• [TASK DIRECTIONS]: Leave out the pictures and repeat the rest of the material exactly.

• [RECORDS PROVIDED]:
---+---

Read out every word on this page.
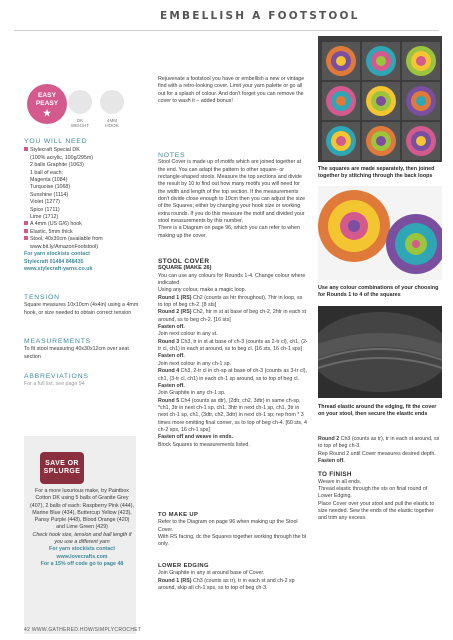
EMBELLISH A FOOTSTOOL
EASY
PEASY
★
DK
WEIGHT
4MM
HOOK
YOU WILL NEED
Stylecraft Special DK
(100% acrylic, 100g/295m)
2 balls Graphite (1063)
1 ball of each:
Magenta (1084)
Turquoise (1068)
Sunshine (1114)
Violet (1277)
Spice (1711)
Lime (1712)
A 4mm (US G/6) hook
Elastic, 5mm thick
Stool, 40x30cm (available from
www.bit.ly/AmazonFootstool)
For yarn stockists contact
Stylecraft 01484 848435
www.stylecraft-yarns.co.uk
TENSION
Square measures 10x10cm (4x4in) using a 4mm hook, or size needed to obtain correct tension
MEASUREMENTS
To fit stool measuring 40x30x12cm over seat section
ABBREVIATIONS
For a full list, see page 94
SAVE OR
SPLURGE
For a more luxurious make, try Paintbox Cotton DK using 5 balls of Granite Grey (407), 2 balls of each: Raspberry Pink (444), Marine Blue (434), Buttercup Yellow (423), Pansy Purple (448), Blood Orange (420) and Lime Green (429)
Check hook size, tension and ball length if you use a different yarn
For yarn stockists contact www.lovecrafts.com
For a 15% off code go to page 48
Rejuvenate a footstool you have or embellish a new or vintage find with a retro-looking cover. Limit your yarn palette or go all out for a splash of colour. And don't forget you can remove the cover to wash it – added bonus!
NOTES
Stool Cover is made up of motifs which are joined together at the end. You can adapt the pattern to other square- or rectangle-shaped stools. Measure the top sections and divide the result by 10 to find out how many motifs you will need for the width and length of the top section. If the measurements don't divide close enough to 10cm then you can adjust the size of the Squares; either by changing your hook size or working extra rounds. If you do this measure the motif and divided your stool measurements by this number.
There is a Diagram on page 96, which you can refer to when making up the cover.
STOOL COVER
SQUARE (MAKE 26)
You can use any colours for Rounds 1-4. Change colour where indicated.
Using any colour, make a magic loop.
Round 1 (RS) Ch2 (counts as htr throughout), 7htr in loop, ss to top of beg ch-2. [8 sts]
Round 2 (RS) Ch2, htr in st at base of beg ch-2, 2htr in each st around, ss to beg ch-2. [16 sts]
Fasten off.
Join next colour in any st.
Round 3 Ch3, tr in st at base of ch-3 (counts as 2-tr cl), ch1, (2-tr cl, ch1) in each st around, ss to beg cl. [16 sts, 16 ch-1 sps]
Fasten off.
Join next colour in any ch-1 sp.
Round 4 Ch3, 2-tr cl in ch-sp at base of ch-3 (counts as 3-tr cl), ch1, (3-tr cl, ch1) in each ch-1 sp around, ss to top of beg cl.
Fasten off.
Join Graphite in any ch-1 sp.
Round 5 Ch4 (counts as dtr), (2dtr, ch2, 3dtr) in same ch-sp, *ch1, 3tr in next ch-1 sp, ch1, 3htr in next ch-1 sp, ch1, 3tr in next ch-1 sp, ch1, (3dtr, ch2, 3dtr) in next ch-1 sp; rep from * 3 times more omitting final corner, ss to top of beg ch-4. [60 sts, 4 ch-2 sps, 16 ch-1 sps]
Fasten off and weave in ends.
Block Squares to measurements listed.
TO MAKE UP
Refer to the Diagram on page 96 when making up the Stool Cover.
With RS facing, dc the Squares together working through the bl only.
LOWER EDGING
Join Graphite in any st around base of Cover.
Round 1 (RS) Ch3 (counts as tr), tr in each st and ch-2 sp around, skip all ch-1 sps, ss to top of beg ch-3.
The squares are made separately, then joined together by stitching through the back loops
Use any colour combinations of your choosing for Rounds 1 to 4 of the squares
Thread elastic around the edging, fit the cover on your stool, then secure the elastic ends
Round 2 Ch3 (counts as tr), tr in each st around, ss to top of beg ch-3.
Rep Round 2 until Cover measures desired depth.
Fasten off.
TO FINISH
Weave in all ends.
Thread elastic through the sts on final round of Lower Edging.
Place Cover over your stool and pull the elastic to size needed. Sew the ends of the elastic together and trim any excess.
42 WWW.GATHERED.HOW/SIMPLYCROCHET
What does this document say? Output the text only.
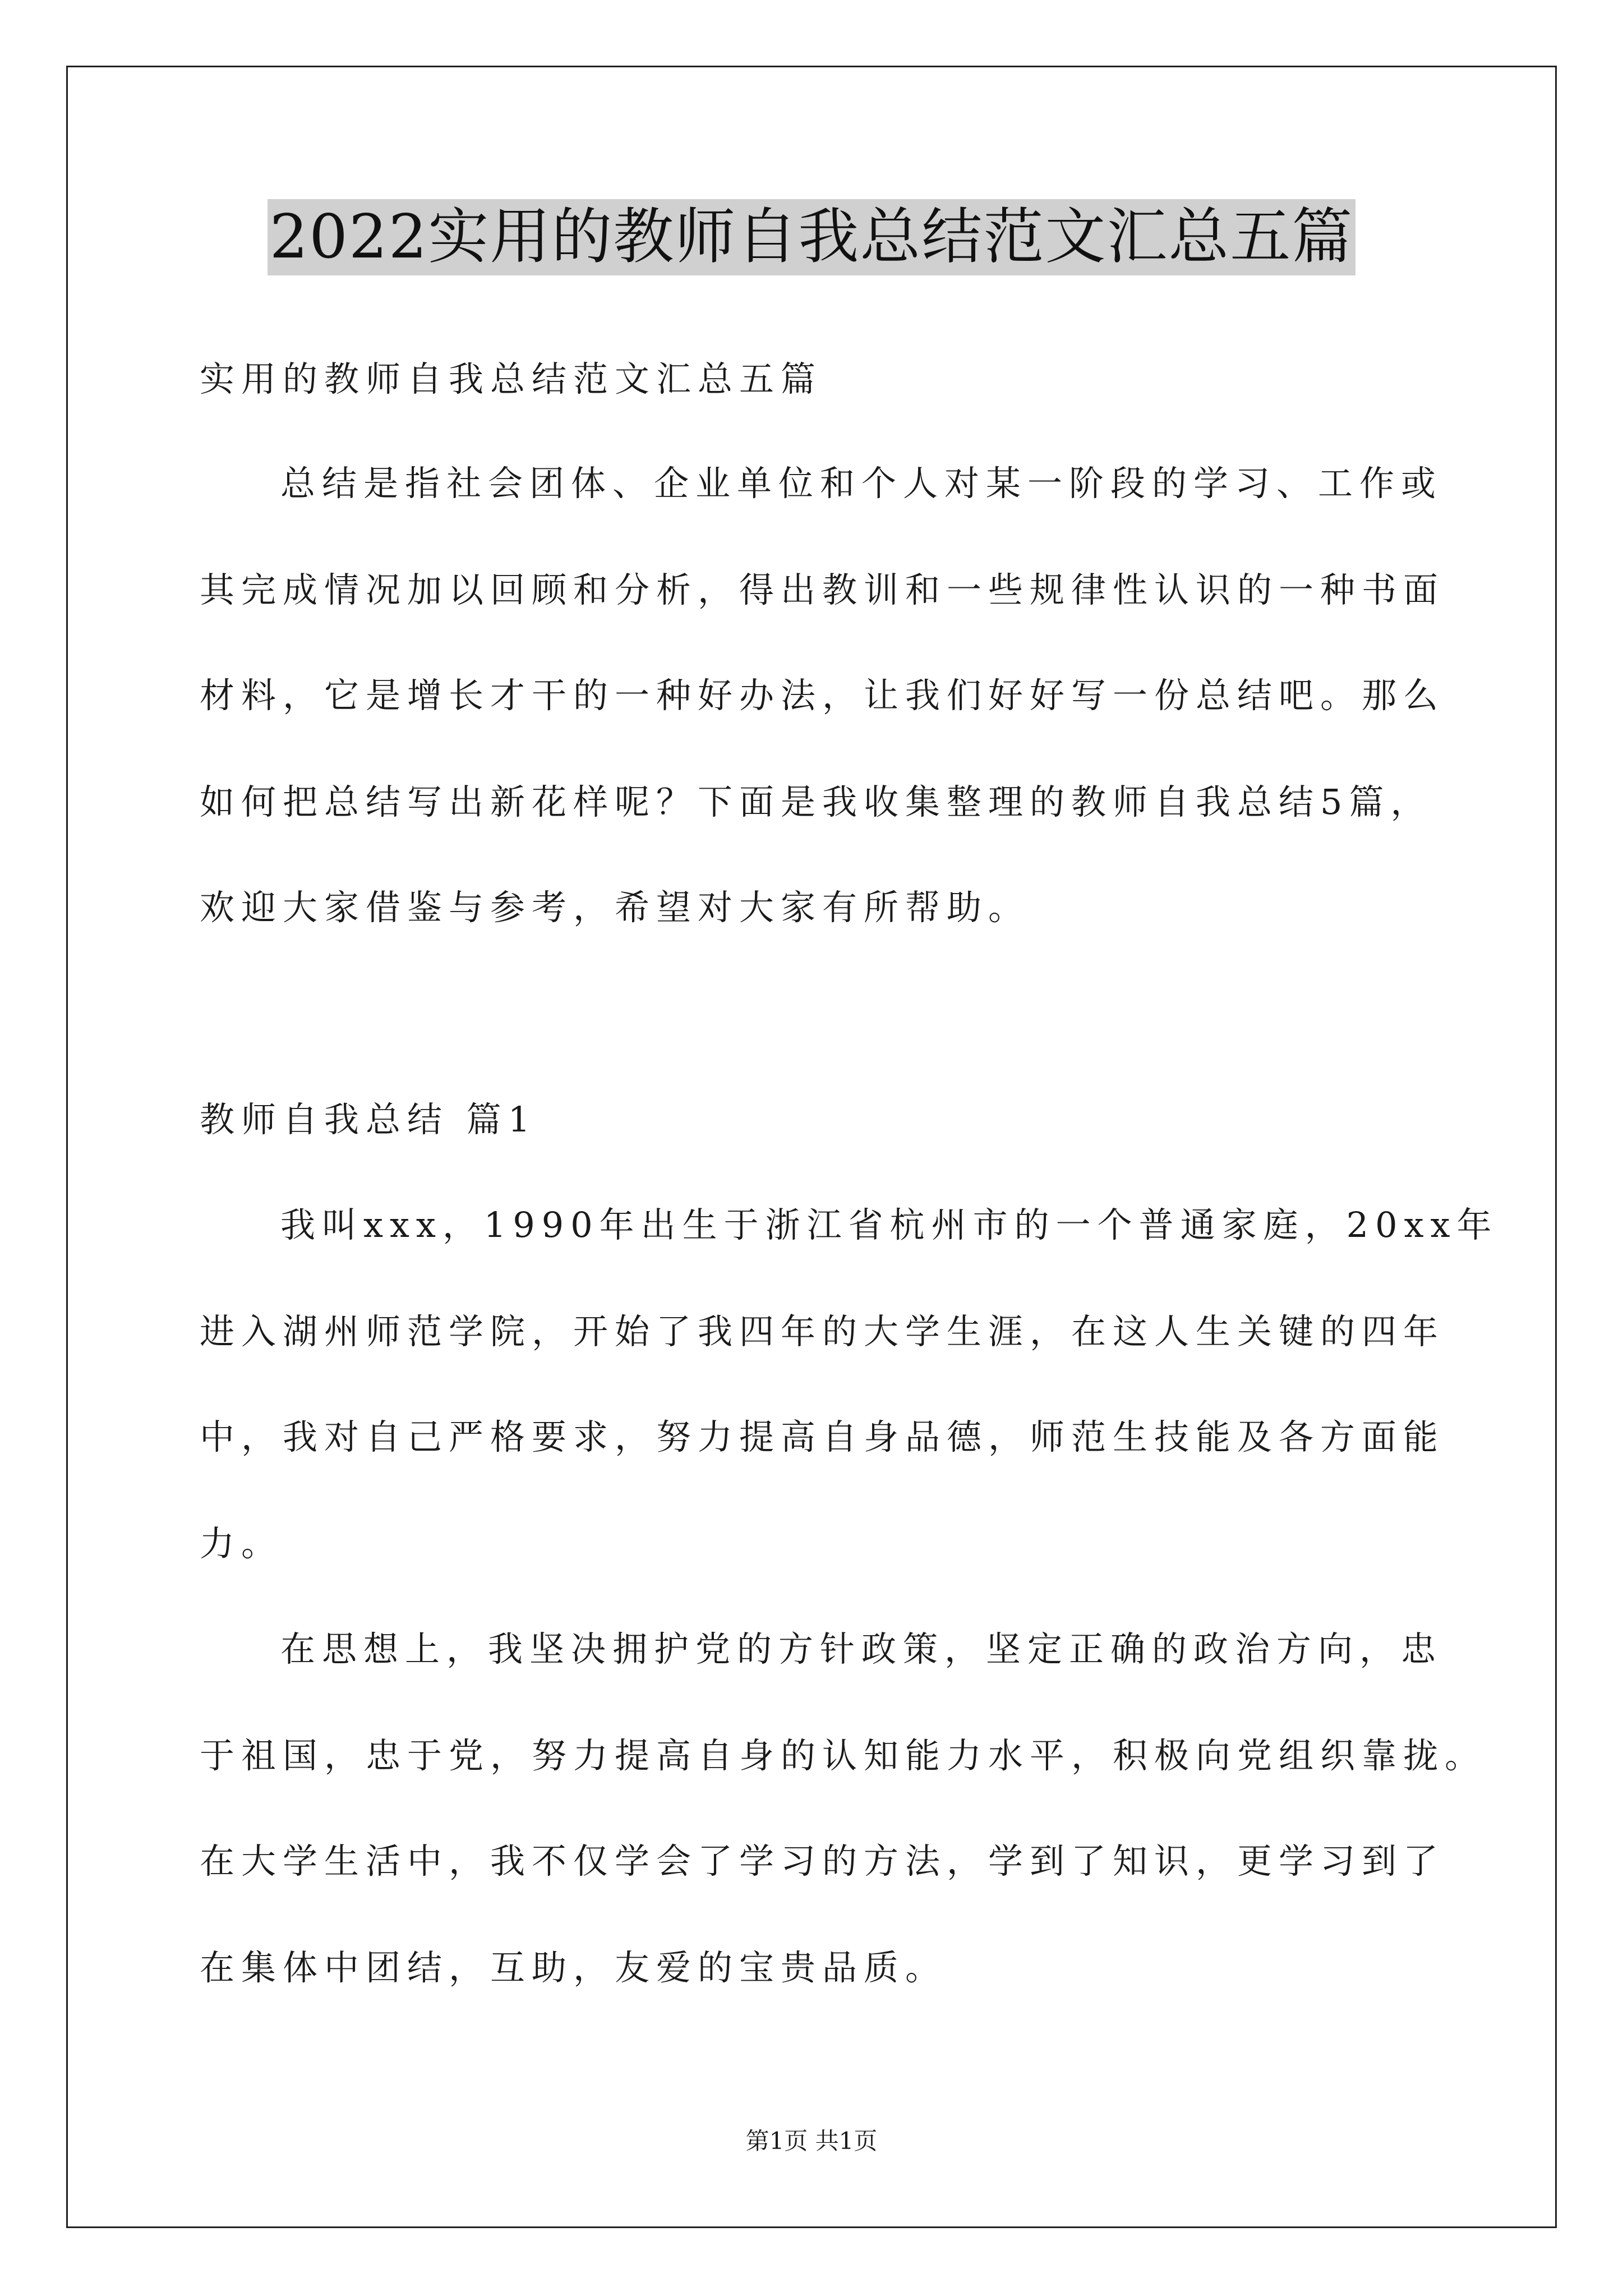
2022实用的教师自我总结范文汇总五篇
实用的教师自我总结范文汇总五篇
总结是指社会团体、企业单位和个人对某一阶段的学习、工作或
其完成情况加以回顾和分析，得出教训和一些规律性认识的一种书面
材料，它是增长才干的一种好办法，让我们好好写一份总结吧。那么
如何把总结写出新花样呢？下面是我收集整理的教师自我总结5篇，
欢迎大家借鉴与参考，希望对大家有所帮助。
教师自我总结 篇1
我叫xxx，1990年出生于浙江省杭州市的一个普通家庭，20xx年
进入湖州师范学院，开始了我四年的大学生涯，在这人生关键的四年
中，我对自己严格要求，努力提高自身品德，师范生技能及各方面能
力。
在思想上，我坚决拥护党的方针政策，坚定正确的政治方向，忠
于祖国，忠于党，努力提高自身的认知能力水平，积极向党组织靠拢。
在大学生活中，我不仅学会了学习的方法，学到了知识，更学习到了
在集体中团结，互助，友爱的宝贵品质。
第1页 共1页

---+---

• [TASK SOLUTION]:
Read out every word on this page.
EMBELLISH A FOOTSTOOL
EASY
PEASY
★
DK
WEIGHT
4MM
HOOK
YOU WILL NEED
Stylecraft Special DK
(100% acrylic, 100g/295m)
2 balls Graphite (1063)
1 ball of each:
Magenta (1084)
Turquoise (1068)
Sunshine (1114)
Violet (1277)
Spice (1711)
Lime (1712)
A 4mm (US G/6) hook
Elastic, 5mm thick
Stool, 40x30cm (available from
www.bit.ly/AmazonFootstool)
For yarn stockists contact
Stylecraft 01484 848435
www.stylecraft-yarns.co.uk
TENSION
Square measures 10x10cm (4x4in) using a 4mm hook, or size needed to obtain correct tension
MEASUREMENTS
To fit stool measuring 40x30x12cm over seat section
ABBREVIATIONS
For a full list, see page 94
SAVE OR
SPLURGE
For a more luxurious make, try Paintbox Cotton DK using 5 balls of Granite Grey (407), 2 balls of each: Raspberry Pink (444), Marine Blue (434), Buttercup Yellow (423), Pansy Purple (448), Blood Orange (420) and Lime Green (429)
Check hook size, tension and ball length if you use a different yarn
For yarn stockists contact www.lovecrafts.com
For a 15% off code go to page 48
Rejuvenate a footstool you have or embellish a new or vintage find with a retro-looking cover. Limit your yarn palette or go all out for a splash of colour. And don't forget you can remove the cover to wash it – added bonus!
NOTES
Stool Cover is made up of motifs which are joined together at the end. You can adapt the pattern to other square- or rectangle-shaped stools. Measure the top sections and divide the result by 10 to find out how many motifs you will need for the width and length of the top section. If the measurements don't divide close enough to 10cm then you can adjust the size of the Squares; either by changing your hook size or working extra rounds. If you do this measure the motif and divided your stool measurements by this number.
There is a Diagram on page 96, which you can refer to when making up the cover.
STOOL COVER
SQUARE (MAKE 26)
You can use any colours for Rounds 1-4. Change colour where indicated.
Using any colour, make a magic loop.
Round 1 (RS) Ch2 (counts as htr throughout), 7htr in loop, ss to top of beg ch-2. [8 sts]
Round 2 (RS) Ch2, htr in st at base of beg ch-2, 2htr in each st around, ss to beg ch-2. [16 sts]
Fasten off.
Join next colour in any st.
Round 3 Ch3, tr in st at base of ch-3 (counts as 2-tr cl), ch1, (2-tr cl, ch1) in each st around, ss to beg cl. [16 sts, 16 ch-1 sps]
Fasten off.
Join next colour in any ch-1 sp.
Round 4 Ch3, 2-tr cl in ch-sp at base of ch-3 (counts as 3-tr cl), ch1, (3-tr cl, ch1) in each ch-1 sp around, ss to top of beg cl.
Fasten off.
Join Graphite in any ch-1 sp.
Round 5 Ch4 (counts as dtr), (2dtr, ch2, 3dtr) in same ch-sp, *ch1, 3tr in next ch-1 sp, ch1, 3htr in next ch-1 sp, ch1, 3tr in next ch-1 sp, ch1, (3dtr, ch2, 3dtr) in next ch-1 sp; rep from * 3 times more omitting final corner, ss to top of beg ch-4. [60 sts, 4 ch-2 sps, 16 ch-1 sps]
Fasten off and weave in ends.
Block Squares to measurements listed.
TO MAKE UP
Refer to the Diagram on page 96 when making up the Stool Cover.
With RS facing, dc the Squares together working through the bl only.
LOWER EDGING
Join Graphite in any st around base of Cover.
Round 1 (RS) Ch3 (counts as tr), tr in each st and ch-2 sp around, skip all ch-1 sps, ss to top of beg ch-3.
The squares are made separately, then joined together by stitching through the back loops
Use any colour combinations of your choosing for Rounds 1 to 4 of the squares
Thread elastic around the edging, fit the cover on your stool, then secure the elastic ends
Round 2 Ch3 (counts as tr), tr in each st around, ss to top of beg ch-3.
Rep Round 2 until Cover measures desired depth.
Fasten off.
TO FINISH
Weave in all ends.
Thread elastic through the sts on final round of Lower Edging.
Place Cover over your stool and pull the elastic to size needed. Sew the ends of the elastic together and trim any excess.
42 WWW.GATHERED.HOW/SIMPLYCROCHET
What does this document say? Output the text only.
2022实用的教师自我总结范文汇总五篇
实用的教师自我总结范文汇总五篇
总结是指社会团体、企业单位和个人对某一阶段的学习、工作或
其完成情况加以回顾和分析，得出教训和一些规律性认识的一种书面
材料，它是增长才干的一种好办法，让我们好好写一份总结吧。那么
如何把总结写出新花样呢？下面是我收集整理的教师自我总结5篇，
欢迎大家借鉴与参考，希望对大家有所帮助。
教师自我总结 篇1
我叫xxx，1990年出生于浙江省杭州市的一个普通家庭，20xx年
进入湖州师范学院，开始了我四年的大学生涯，在这人生关键的四年
中，我对自己严格要求，努力提高自身品德，师范生技能及各方面能
力。
在思想上，我坚决拥护党的方针政策，坚定正确的政治方向，忠
于祖国，忠于党，努力提高自身的认知能力水平，积极向党组织靠拢。
在大学生活中，我不仅学会了学习的方法，学到了知识，更学习到了
在集体中团结，互助，友爱的宝贵品质。
第1页 共1页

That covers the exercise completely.